*Region annotation records*:
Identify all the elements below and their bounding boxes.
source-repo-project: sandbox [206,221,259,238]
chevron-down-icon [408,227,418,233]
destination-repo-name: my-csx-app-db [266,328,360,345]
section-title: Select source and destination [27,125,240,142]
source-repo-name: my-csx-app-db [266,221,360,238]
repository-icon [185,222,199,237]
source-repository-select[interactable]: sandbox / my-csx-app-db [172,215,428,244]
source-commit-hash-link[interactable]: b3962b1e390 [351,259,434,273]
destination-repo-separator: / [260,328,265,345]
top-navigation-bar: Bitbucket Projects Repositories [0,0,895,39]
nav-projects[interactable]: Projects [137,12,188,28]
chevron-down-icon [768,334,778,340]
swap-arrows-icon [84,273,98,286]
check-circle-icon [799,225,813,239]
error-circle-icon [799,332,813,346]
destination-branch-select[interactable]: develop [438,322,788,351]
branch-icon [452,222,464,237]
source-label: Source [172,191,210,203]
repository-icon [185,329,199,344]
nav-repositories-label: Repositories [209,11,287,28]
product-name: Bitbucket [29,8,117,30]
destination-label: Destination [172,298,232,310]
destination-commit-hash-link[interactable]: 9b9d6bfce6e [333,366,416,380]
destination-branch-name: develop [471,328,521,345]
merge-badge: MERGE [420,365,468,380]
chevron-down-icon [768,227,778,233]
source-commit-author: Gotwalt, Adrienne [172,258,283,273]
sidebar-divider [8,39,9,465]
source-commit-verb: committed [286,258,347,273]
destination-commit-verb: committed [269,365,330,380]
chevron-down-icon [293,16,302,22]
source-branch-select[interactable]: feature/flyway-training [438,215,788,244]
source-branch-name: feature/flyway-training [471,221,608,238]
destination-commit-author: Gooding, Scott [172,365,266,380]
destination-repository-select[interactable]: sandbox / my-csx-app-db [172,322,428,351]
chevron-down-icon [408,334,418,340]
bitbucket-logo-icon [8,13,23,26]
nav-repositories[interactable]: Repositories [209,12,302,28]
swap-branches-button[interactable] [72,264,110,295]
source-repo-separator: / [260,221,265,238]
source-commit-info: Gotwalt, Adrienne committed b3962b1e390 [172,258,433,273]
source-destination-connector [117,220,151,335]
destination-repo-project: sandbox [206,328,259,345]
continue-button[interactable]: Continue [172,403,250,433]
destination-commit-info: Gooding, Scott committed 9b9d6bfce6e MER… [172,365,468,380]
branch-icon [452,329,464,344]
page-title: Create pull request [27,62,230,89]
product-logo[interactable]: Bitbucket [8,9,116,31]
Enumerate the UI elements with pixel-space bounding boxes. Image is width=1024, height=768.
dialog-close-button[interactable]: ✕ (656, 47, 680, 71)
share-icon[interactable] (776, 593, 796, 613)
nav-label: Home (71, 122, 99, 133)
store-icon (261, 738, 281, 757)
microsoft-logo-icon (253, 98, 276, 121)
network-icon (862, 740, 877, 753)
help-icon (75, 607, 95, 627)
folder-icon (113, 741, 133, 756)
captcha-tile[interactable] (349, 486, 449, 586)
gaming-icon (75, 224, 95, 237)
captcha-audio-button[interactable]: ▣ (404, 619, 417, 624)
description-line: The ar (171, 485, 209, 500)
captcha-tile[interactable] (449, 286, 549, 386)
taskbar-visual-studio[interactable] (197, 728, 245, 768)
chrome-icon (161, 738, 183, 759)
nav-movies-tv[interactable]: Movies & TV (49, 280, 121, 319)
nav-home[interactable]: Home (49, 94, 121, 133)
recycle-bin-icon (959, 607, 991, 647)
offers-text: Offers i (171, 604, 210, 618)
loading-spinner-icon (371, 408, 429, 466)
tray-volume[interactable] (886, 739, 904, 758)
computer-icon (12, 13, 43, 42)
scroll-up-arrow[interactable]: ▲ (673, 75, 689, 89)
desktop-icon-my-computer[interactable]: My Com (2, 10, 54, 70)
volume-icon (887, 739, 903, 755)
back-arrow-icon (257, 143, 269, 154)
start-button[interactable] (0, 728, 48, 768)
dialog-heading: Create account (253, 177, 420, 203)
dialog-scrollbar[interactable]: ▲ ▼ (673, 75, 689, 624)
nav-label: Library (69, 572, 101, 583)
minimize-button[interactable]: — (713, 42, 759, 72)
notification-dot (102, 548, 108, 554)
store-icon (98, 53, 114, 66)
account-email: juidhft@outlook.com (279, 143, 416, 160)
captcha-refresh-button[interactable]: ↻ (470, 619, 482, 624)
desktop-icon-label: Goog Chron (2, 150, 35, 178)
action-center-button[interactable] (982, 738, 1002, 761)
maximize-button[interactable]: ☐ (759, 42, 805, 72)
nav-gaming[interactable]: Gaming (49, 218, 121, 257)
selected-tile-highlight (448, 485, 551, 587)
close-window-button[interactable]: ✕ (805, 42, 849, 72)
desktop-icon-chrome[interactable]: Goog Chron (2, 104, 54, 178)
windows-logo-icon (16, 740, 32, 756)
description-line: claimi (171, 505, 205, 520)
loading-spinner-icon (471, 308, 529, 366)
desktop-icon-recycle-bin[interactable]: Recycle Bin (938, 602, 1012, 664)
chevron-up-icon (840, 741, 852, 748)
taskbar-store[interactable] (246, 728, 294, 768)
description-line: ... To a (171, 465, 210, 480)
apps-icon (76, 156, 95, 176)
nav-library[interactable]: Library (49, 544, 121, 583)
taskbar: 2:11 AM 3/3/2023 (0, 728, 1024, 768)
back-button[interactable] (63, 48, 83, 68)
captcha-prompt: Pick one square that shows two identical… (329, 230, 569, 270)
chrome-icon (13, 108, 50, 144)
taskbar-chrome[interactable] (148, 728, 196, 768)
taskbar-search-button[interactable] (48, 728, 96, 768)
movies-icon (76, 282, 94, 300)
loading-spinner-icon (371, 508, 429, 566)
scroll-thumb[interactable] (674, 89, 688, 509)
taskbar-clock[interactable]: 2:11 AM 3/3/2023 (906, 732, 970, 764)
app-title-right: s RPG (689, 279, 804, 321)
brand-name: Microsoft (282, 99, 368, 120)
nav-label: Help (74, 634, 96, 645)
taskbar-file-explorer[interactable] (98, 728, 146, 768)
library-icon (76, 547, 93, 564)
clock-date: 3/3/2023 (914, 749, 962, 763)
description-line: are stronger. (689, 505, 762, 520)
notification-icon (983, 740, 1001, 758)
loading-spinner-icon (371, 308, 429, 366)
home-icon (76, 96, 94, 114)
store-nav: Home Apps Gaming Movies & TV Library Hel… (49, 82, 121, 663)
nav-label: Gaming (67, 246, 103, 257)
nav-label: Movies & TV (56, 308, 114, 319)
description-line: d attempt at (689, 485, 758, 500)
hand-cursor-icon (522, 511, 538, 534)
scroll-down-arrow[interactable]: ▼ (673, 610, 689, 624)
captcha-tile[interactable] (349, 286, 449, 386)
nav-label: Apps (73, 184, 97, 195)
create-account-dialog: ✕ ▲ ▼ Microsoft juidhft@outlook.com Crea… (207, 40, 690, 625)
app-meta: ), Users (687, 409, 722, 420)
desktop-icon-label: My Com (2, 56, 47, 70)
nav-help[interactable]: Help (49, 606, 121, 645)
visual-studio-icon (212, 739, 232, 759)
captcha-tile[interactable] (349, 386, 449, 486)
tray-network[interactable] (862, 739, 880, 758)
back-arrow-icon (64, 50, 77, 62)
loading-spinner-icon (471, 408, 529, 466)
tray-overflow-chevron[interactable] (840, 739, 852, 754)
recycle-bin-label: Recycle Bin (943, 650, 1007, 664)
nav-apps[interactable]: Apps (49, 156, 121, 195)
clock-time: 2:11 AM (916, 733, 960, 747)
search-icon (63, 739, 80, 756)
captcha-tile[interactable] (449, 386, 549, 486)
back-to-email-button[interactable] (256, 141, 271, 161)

*Task*: Reproduce every one of the items above line for line, with nothing changed.

*Task response*:
Identify all the elements below and their bounding boxes.
source-repo-project: sandbox [206,221,259,238]
chevron-down-icon [408,227,418,233]
destination-repo-name: my-csx-app-db [266,328,360,345]
section-title: Select source and destination [27,125,240,142]
source-repo-name: my-csx-app-db [266,221,360,238]
repository-icon [185,222,199,237]
source-repository-select[interactable]: sandbox / my-csx-app-db [172,215,428,244]
source-commit-hash-link[interactable]: b3962b1e390 [351,259,434,273]
destination-repo-separator: / [260,328,265,345]
top-navigation-bar: Bitbucket Projects Repositories [0,0,895,39]
nav-projects[interactable]: Projects [137,12,188,28]
chevron-down-icon [768,334,778,340]
swap-arrows-icon [84,273,98,286]
check-circle-icon [799,225,813,239]
error-circle-icon [799,332,813,346]
destination-branch-select[interactable]: develop [438,322,788,351]
branch-icon [452,222,464,237]
source-label: Source [172,191,210,203]
repository-icon [185,329,199,344]
nav-repositories-label: Repositories [209,11,287,28]
product-name: Bitbucket [29,8,117,30]
destination-label: Destination [172,298,232,310]
destination-commit-hash-link[interactable]: 9b9d6bfce6e [333,366,416,380]
destination-branch-name: develop [471,328,521,345]
merge-badge: MERGE [420,365,468,380]
chevron-down-icon [768,227,778,233]
source-commit-author: Gotwalt, Adrienne [172,258,283,273]
sidebar-divider [8,39,9,465]
source-commit-verb: committed [286,258,347,273]
destination-commit-verb: committed [269,365,330,380]
chevron-down-icon [293,16,302,22]
source-branch-select[interactable]: feature/flyway-training [438,215,788,244]
source-branch-name: feature/flyway-training [471,221,608,238]
destination-commit-author: Gooding, Scott [172,365,266,380]
destination-repository-select[interactable]: sandbox / my-csx-app-db [172,322,428,351]
chevron-down-icon [408,334,418,340]
bitbucket-logo-icon [8,13,23,26]
nav-repositories[interactable]: Repositories [209,12,302,28]
swap-branches-button[interactable] [72,264,110,295]
source-repo-separator: / [260,221,265,238]
source-commit-info: Gotwalt, Adrienne committed b3962b1e390 [172,258,433,273]
source-destination-connector [117,220,151,335]
destination-repo-project: sandbox [206,328,259,345]
continue-button[interactable]: Continue [172,403,250,433]
destination-commit-info: Gooding, Scott committed 9b9d6bfce6e MER… [172,365,468,380]
branch-icon [452,329,464,344]
page-title: Create pull request [27,62,230,89]
product-logo[interactable]: Bitbucket [8,9,116,31]
Enumerate the UI elements with pixel-space bounding boxes. Image is width=1024, height=768.
dialog-close-button[interactable]: ✕ (656, 47, 680, 71)
share-icon[interactable] (776, 593, 796, 613)
nav-label: Home (71, 122, 99, 133)
store-icon (261, 738, 281, 757)
microsoft-logo-icon (253, 98, 276, 121)
network-icon (862, 740, 877, 753)
help-icon (75, 607, 95, 627)
folder-icon (113, 741, 133, 756)
captcha-tile[interactable] (349, 486, 449, 586)
gaming-icon (75, 224, 95, 237)
captcha-audio-button[interactable]: ▣ (404, 619, 417, 624)
description-line: The ar (171, 485, 209, 500)
captcha-tile[interactable] (449, 286, 549, 386)
taskbar-visual-studio[interactable] (197, 728, 245, 768)
chrome-icon (161, 738, 183, 759)
nav-movies-tv[interactable]: Movies & TV (49, 280, 121, 319)
nav-home[interactable]: Home (49, 94, 121, 133)
recycle-bin-icon (959, 607, 991, 647)
offers-text: Offers i (171, 604, 210, 618)
loading-spinner-icon (371, 408, 429, 466)
tray-volume[interactable] (886, 739, 904, 758)
computer-icon (12, 13, 43, 42)
scroll-up-arrow[interactable]: ▲ (673, 75, 689, 89)
desktop-icon-my-computer[interactable]: My Com (2, 10, 54, 70)
volume-icon (887, 739, 903, 755)
back-arrow-icon (257, 143, 269, 154)
start-button[interactable] (0, 728, 48, 768)
dialog-heading: Create account (253, 177, 420, 203)
dialog-scrollbar[interactable]: ▲ ▼ (673, 75, 689, 624)
nav-label: Library (69, 572, 101, 583)
minimize-button[interactable]: — (713, 42, 759, 72)
notification-dot (102, 548, 108, 554)
store-icon (98, 53, 114, 66)
account-email: juidhft@outlook.com (279, 143, 416, 160)
captcha-refresh-button[interactable]: ↻ (470, 619, 482, 624)
desktop-icon-label: Goog Chron (2, 150, 35, 178)
action-center-button[interactable] (982, 738, 1002, 761)
maximize-button[interactable]: ☐ (759, 42, 805, 72)
nav-gaming[interactable]: Gaming (49, 218, 121, 257)
selected-tile-highlight (448, 485, 551, 587)
close-window-button[interactable]: ✕ (805, 42, 849, 72)
desktop-icon-chrome[interactable]: Goog Chron (2, 104, 54, 178)
windows-logo-icon (16, 740, 32, 756)
description-line: claimi (171, 505, 205, 520)
loading-spinner-icon (471, 308, 529, 366)
desktop-icon-recycle-bin[interactable]: Recycle Bin (938, 602, 1012, 664)
chevron-up-icon (840, 741, 852, 748)
taskbar-store[interactable] (246, 728, 294, 768)
description-line: ... To a (171, 465, 210, 480)
apps-icon (76, 156, 95, 176)
nav-library[interactable]: Library (49, 544, 121, 583)
taskbar: 2:11 AM 3/3/2023 (0, 728, 1024, 768)
back-button[interactable] (63, 48, 83, 68)
captcha-prompt: Pick one square that shows two identical… (329, 230, 569, 270)
chrome-icon (13, 108, 50, 144)
taskbar-chrome[interactable] (148, 728, 196, 768)
taskbar-search-button[interactable] (48, 728, 96, 768)
movies-icon (76, 282, 94, 300)
loading-spinner-icon (371, 508, 429, 566)
scroll-thumb[interactable] (674, 89, 688, 509)
taskbar-clock[interactable]: 2:11 AM 3/3/2023 (906, 732, 970, 764)
app-title-right: s RPG (689, 279, 804, 321)
brand-name: Microsoft (282, 99, 368, 120)
nav-label: Help (74, 634, 96, 645)
taskbar-file-explorer[interactable] (98, 728, 146, 768)
library-icon (76, 547, 93, 564)
clock-date: 3/3/2023 (914, 749, 962, 763)
description-line: are stronger. (689, 505, 762, 520)
notification-icon (983, 740, 1001, 758)
loading-spinner-icon (371, 308, 429, 366)
home-icon (76, 96, 94, 114)
store-nav: Home Apps Gaming Movies & TV Library Hel… (49, 82, 121, 663)
nav-label: Gaming (67, 246, 103, 257)
nav-label: Movies & TV (56, 308, 114, 319)
description-line: d attempt at (689, 485, 758, 500)
hand-cursor-icon (522, 511, 538, 534)
scroll-down-arrow[interactable]: ▼ (673, 610, 689, 624)
captcha-tile[interactable] (349, 286, 449, 386)
nav-label: Apps (73, 184, 97, 195)
create-account-dialog: ✕ ▲ ▼ Microsoft juidhft@outlook.com Crea… (207, 40, 690, 625)
app-meta: ), Users (687, 409, 722, 420)
desktop-icon-label: My Com (2, 56, 47, 70)
nav-help[interactable]: Help (49, 606, 121, 645)
visual-studio-icon (212, 739, 232, 759)
captcha-tile[interactable] (349, 386, 449, 486)
tray-network[interactable] (862, 739, 880, 758)
back-arrow-icon (64, 50, 77, 62)
loading-spinner-icon (471, 408, 529, 466)
tray-overflow-chevron[interactable] (840, 739, 852, 754)
recycle-bin-label: Recycle Bin (943, 650, 1007, 664)
nav-apps[interactable]: Apps (49, 156, 121, 195)
clock-time: 2:11 AM (916, 733, 960, 747)
search-icon (63, 739, 80, 756)
captcha-tile[interactable] (449, 386, 549, 486)
back-to-email-button[interactable] (256, 141, 271, 161)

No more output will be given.